>>>
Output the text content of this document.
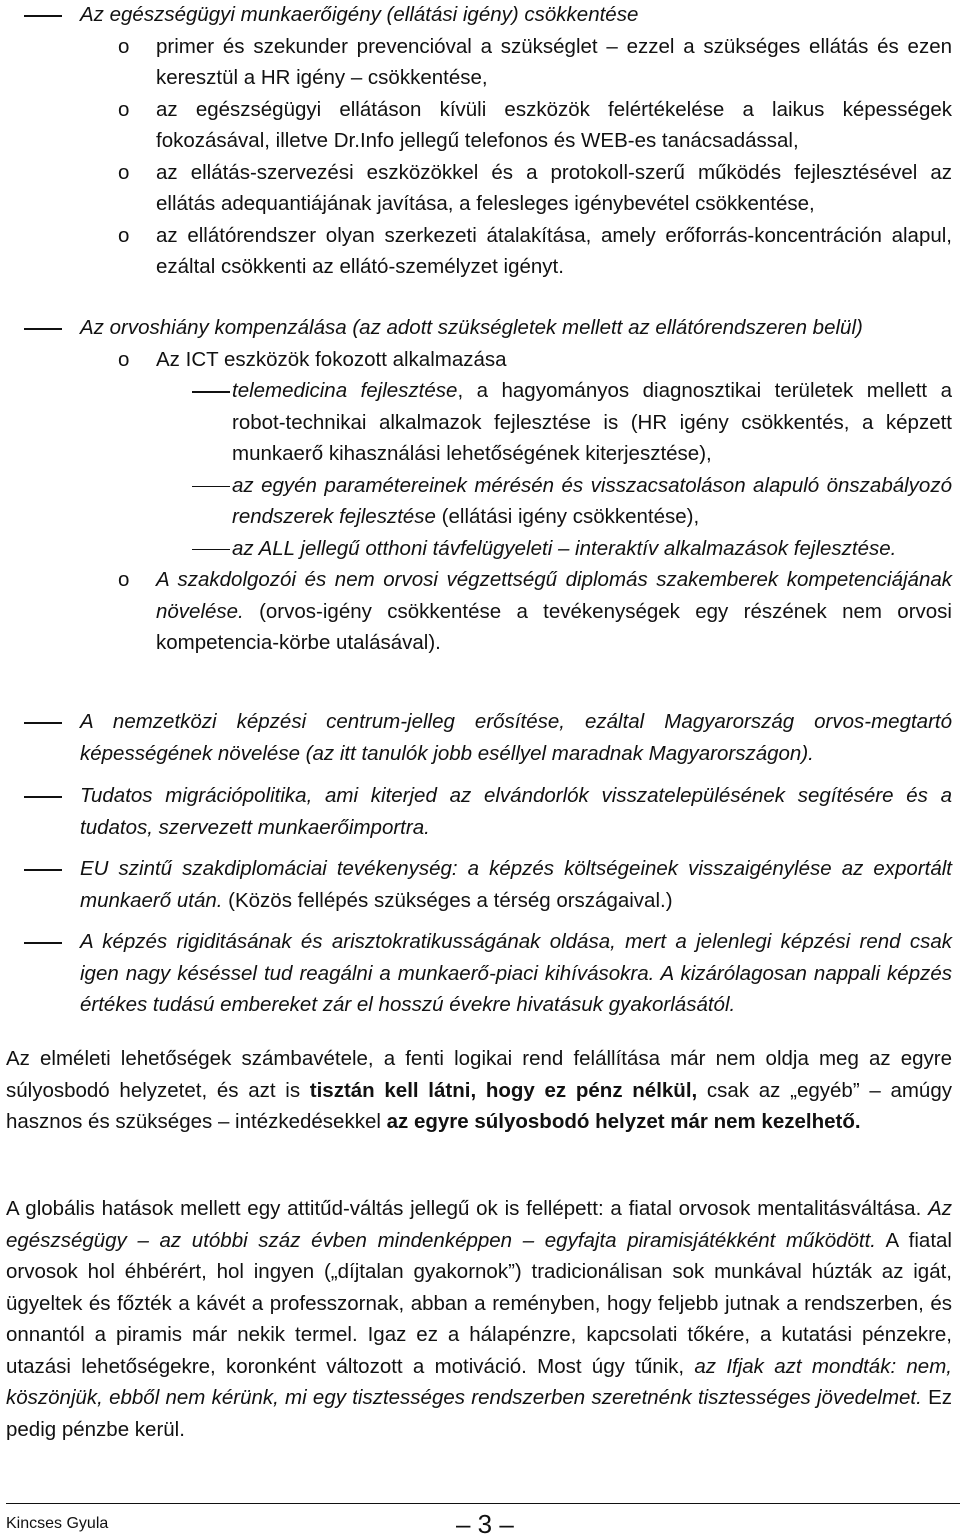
Az egészségügyi munkaerőigény (ellátási igény) csökkentése
o primer és szekunder prevencióval a szükséglet – ezzel a szükséges ellátás és ezen keresztül a HR igény – csökkentése,
o az egészségügyi ellátáson kívüli eszközök felértékelése a laikus képességek fokozásával, illetve Dr.Info jellegű telefonos és WEB-es tanácsadással,
o az ellátás-szervezési eszközökkel és a protokoll-szerű működés fejlesztésével az ellátás adequantiájának javítása, a felesleges igénybevétel csökkentése,
o az ellátórendszer olyan szerkezeti átalakítása, amely erőforrás-koncentráción alapul, ezáltal csökkenti az ellátó-személyzet igényt.
Az orvoshiány kompenzálása (az adott szükségletek mellett az ellátórendszeren belül)
o Az ICT eszközök fokozott alkalmazása
telemedicina fejlesztése, a hagyományos diagnosztikai területek mellett a robot-technikai alkalmazok fejlesztése is (HR igény csökkentés, a képzett munkaerő kihasználási lehetőségének kiterjesztése),
az egyén paramétereinek mérésén és visszacsatoláson alapuló önszabályozó rendszerek fejlesztése (ellátási igény csökkentése),
az ALL jellegű otthoni távfelügyeleti – interaktív alkalmazások fejlesztése.
o A szakdolgozói és nem orvosi végzettségű diplomás szakemberek kompetenciájának növelése. (orvos-igény csökkentése a tevékenységek egy részének nem orvosi kompetencia-körbe utalásával).
A nemzetközi képzési centrum-jelleg erősítése, ezáltal Magyarország orvos-megtartó képességének növelése (az itt tanulók jobb eséllyel maradnak Magyarországon).
Tudatos migrációpolitika, ami kiterjed az elvándorlók visszatelepülésének segítésére és a tudatos, szervezett munkaerőimportra.
EU szintű szakdiplomáciai tevékenység: a képzés költségeinek visszaigénylése az exportált munkaerő után. (Közös fellépés szükséges a térség országaival.)
A képzés rigiditásának és arisztokratikusságának oldása, mert a jelenlegi képzési rend csak igen nagy késéssel tud reagálni a munkaerő-piaci kihívásokra. A kizárólagosan nappali képzés értékes tudású embereket zár el hosszú évekre hivatásuk gyakorlásától.
Az elméleti lehetőségek számbavétele, a fenti logikai rend felállítása már nem oldja meg az egyre súlyosbodó helyzetet, és azt is tisztán kell látni, hogy ez pénz nélkül, csak az „egyéb” – amúgy hasznos és szükséges – intézkedésekkel az egyre súlyosbodó helyzet már nem kezelhető.
A globális hatások mellett egy attitűd-váltás jellegű ok is fellépett: a fiatal orvosok mentalitásváltása. Az egészségügy – az utóbbi száz évben mindenképpen – egyfajta piramisjátékként működött. A fiatal orvosok hol éhbérért, hol ingyen („díjtalan gyakornok”) tradicionálisan sok munkával húzták az igát, ügyeltek és főzték a kávét a professzornak, abban a reményben, hogy feljebb jutnak a rendszerben, és onnantól a piramis már nekik termel. Igaz ez a hálapénzre, kapcsolati tőkére, a kutatási pénzekre, utazási lehetőségekre, koronként változott a motiváció. Most úgy tűnik, az Ifjak azt mondták: nem, köszönjük, ebből nem kérünk, mi egy tisztességes rendszerben szeretnénk tisztességes jövedelmet. Ez pedig pénzbe kerül.
Kincses Gyula	– 3 –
<<<
#### [What the task asks]
Copy the lines from the entries above in which the word "egészségügyi" appears.

#### [Correct result]
Az egészségügyi munkaerőigény (ellátási igény) csökkentése
o az egészségügyi ellátáson kívüli eszközök felértékelése a laikus képességek fokozásával, illetve Dr.Info jellegű telefonos és WEB-es tanácsadással,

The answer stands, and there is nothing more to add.